• What is expected
Print every entry word for word, but omit the pictures.

• Data shown
* * *

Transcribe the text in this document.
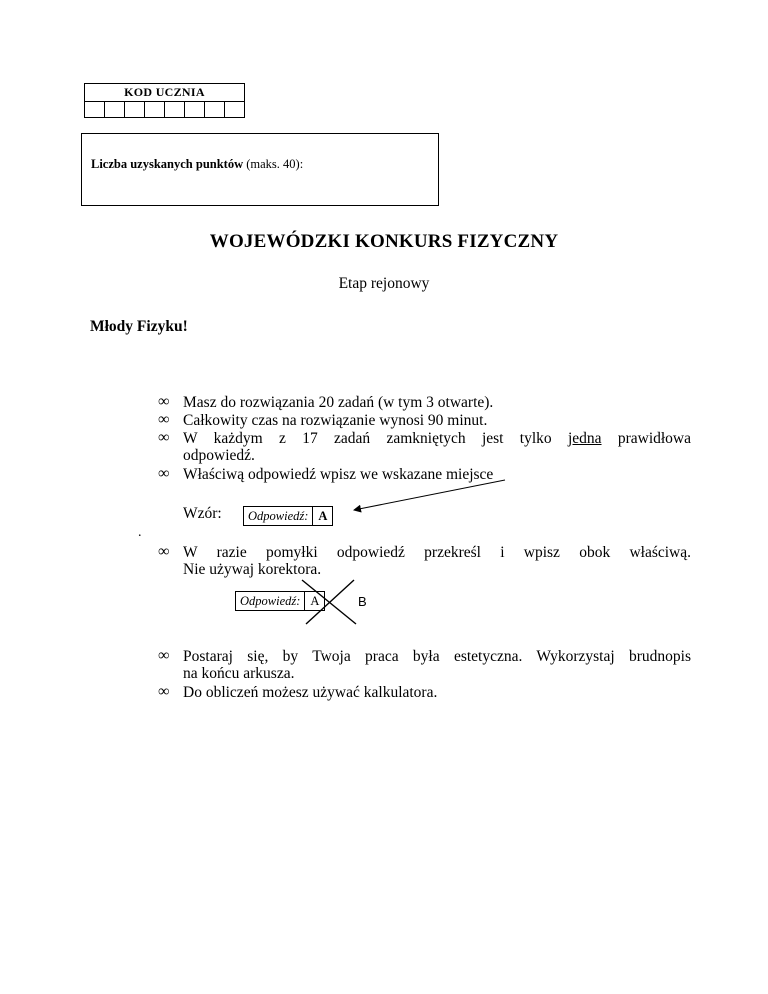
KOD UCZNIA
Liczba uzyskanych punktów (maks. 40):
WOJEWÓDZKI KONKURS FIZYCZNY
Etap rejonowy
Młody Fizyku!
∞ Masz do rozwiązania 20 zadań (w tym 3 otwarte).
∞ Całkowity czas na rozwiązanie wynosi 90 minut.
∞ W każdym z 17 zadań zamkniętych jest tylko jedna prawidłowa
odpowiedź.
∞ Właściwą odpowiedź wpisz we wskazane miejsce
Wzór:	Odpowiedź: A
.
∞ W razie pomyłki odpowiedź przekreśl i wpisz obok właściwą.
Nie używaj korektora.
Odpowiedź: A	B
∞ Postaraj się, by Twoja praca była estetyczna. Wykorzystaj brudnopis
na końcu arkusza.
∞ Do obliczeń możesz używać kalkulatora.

* * *

• Result of this task
Transcribe the text in this document.
KOD UCZNIA
Liczba uzyskanych punktów (maks. 40):
WOJEWÓDZKI KONKURS FIZYCZNY
Etap rejonowy
Młody Fizyku!
∞ Masz do rozwiązania 20 zadań (w tym 3 otwarte).
∞ Całkowity czas na rozwiązanie wynosi 90 minut.
∞ W każdym z 17 zadań zamkniętych jest tylko jedna prawidłowa
odpowiedź.
∞ Właściwą odpowiedź wpisz we wskazane miejsce
Wzór:	Odpowiedź: A
.
∞ W razie pomyłki odpowiedź przekreśl i wpisz obok właściwą.
Nie używaj korektora.
Odpowiedź: A	B
∞ Postaraj się, by Twoja praca była estetyczna. Wykorzystaj brudnopis
na końcu arkusza.
∞ Do obliczeń możesz używać kalkulatora.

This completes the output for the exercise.